# WORK TO DO
Copy each line below that contains "annually".

[Excerpt from a dataset]
# # # # # # #
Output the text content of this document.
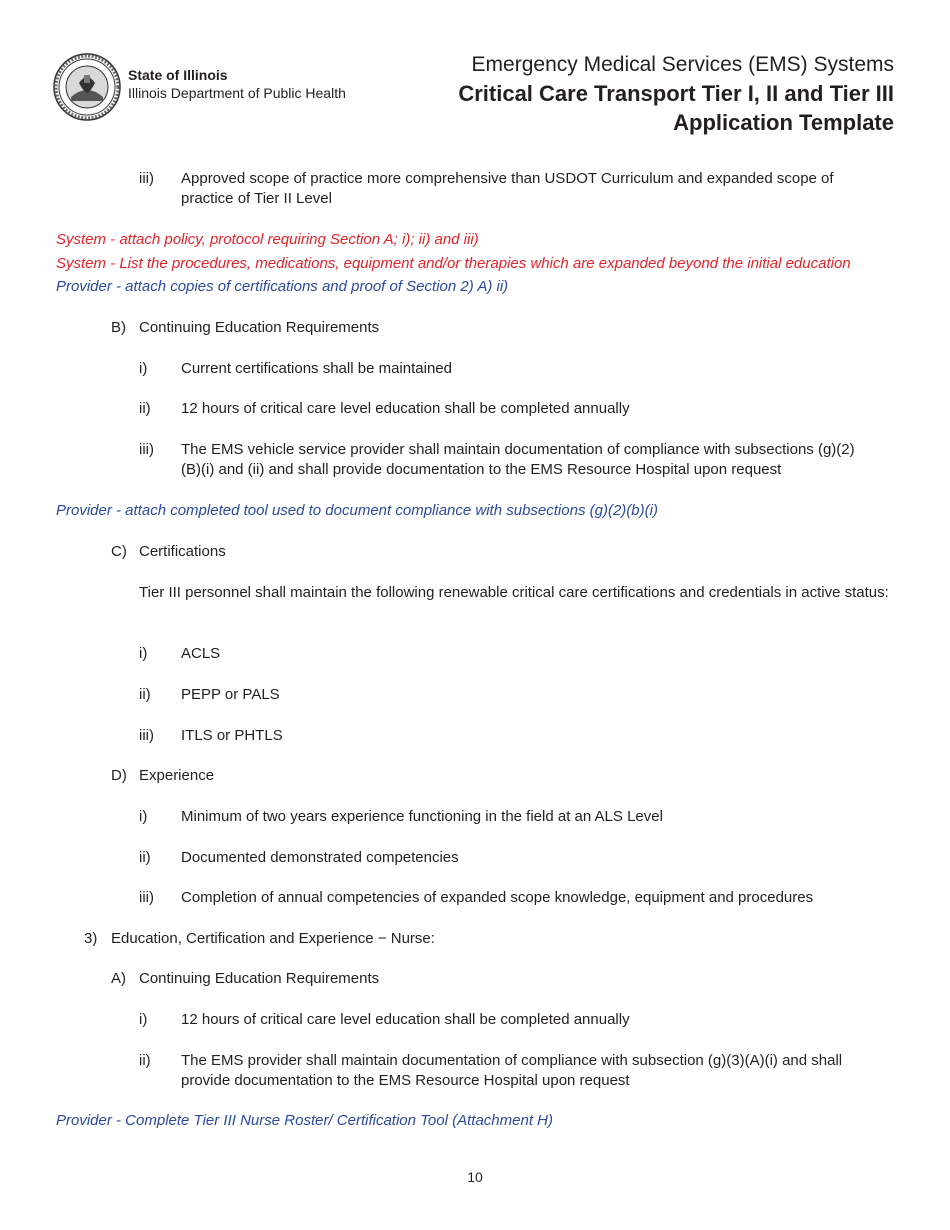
State of Illinois
Illinois Department of Public Health
Emergency Medical Services (EMS) Systems
Critical Care Transport Tier I, II and Tier III
Application Template
iii) Approved scope of practice more comprehensive than USDOT Curriculum and expanded scope of practice of Tier II Level
System - attach policy, protocol requiring Section A; i); ii) and iii)
System - List the procedures, medications, equipment and/or therapies which are expanded beyond the initial education
Provider - attach copies of certifications and proof of Section 2) A) ii)
B) Continuing Education Requirements
i) Current certifications shall be maintained
ii) 12 hours of critical care level education shall be completed annually
iii) The EMS vehicle service provider shall maintain documentation of compliance with subsections (g)(2)(B)(i) and (ii) and shall provide documentation to the EMS Resource Hospital upon request
Provider - attach completed tool used to document compliance with subsections (g)(2)(b)(i)
C) Certifications
Tier III personnel shall maintain the following renewable critical care certifications and credentials in active status:
i) ACLS
ii) PEPP or PALS
iii) ITLS or PHTLS
D) Experience
i) Minimum of two years experience functioning in the field at an ALS Level
ii) Documented demonstrated competencies
iii) Completion of annual competencies of expanded scope knowledge, equipment and procedures
3) Education, Certification and Experience − Nurse:
A) Continuing Education Requirements
i) 12 hours of critical care level education shall be completed annually
ii) The EMS provider shall maintain documentation of compliance with subsection (g)(3)(A)(i) and shall provide documentation to the EMS Resource Hospital upon request
Provider - Complete Tier III Nurse Roster/ Certification Tool (Attachment H)
10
# # # # # # #
# RESULT OF THIS EXERCISE
ii) 12 hours of critical care level education shall be completed annually
i) 12 hours of critical care level education shall be completed annually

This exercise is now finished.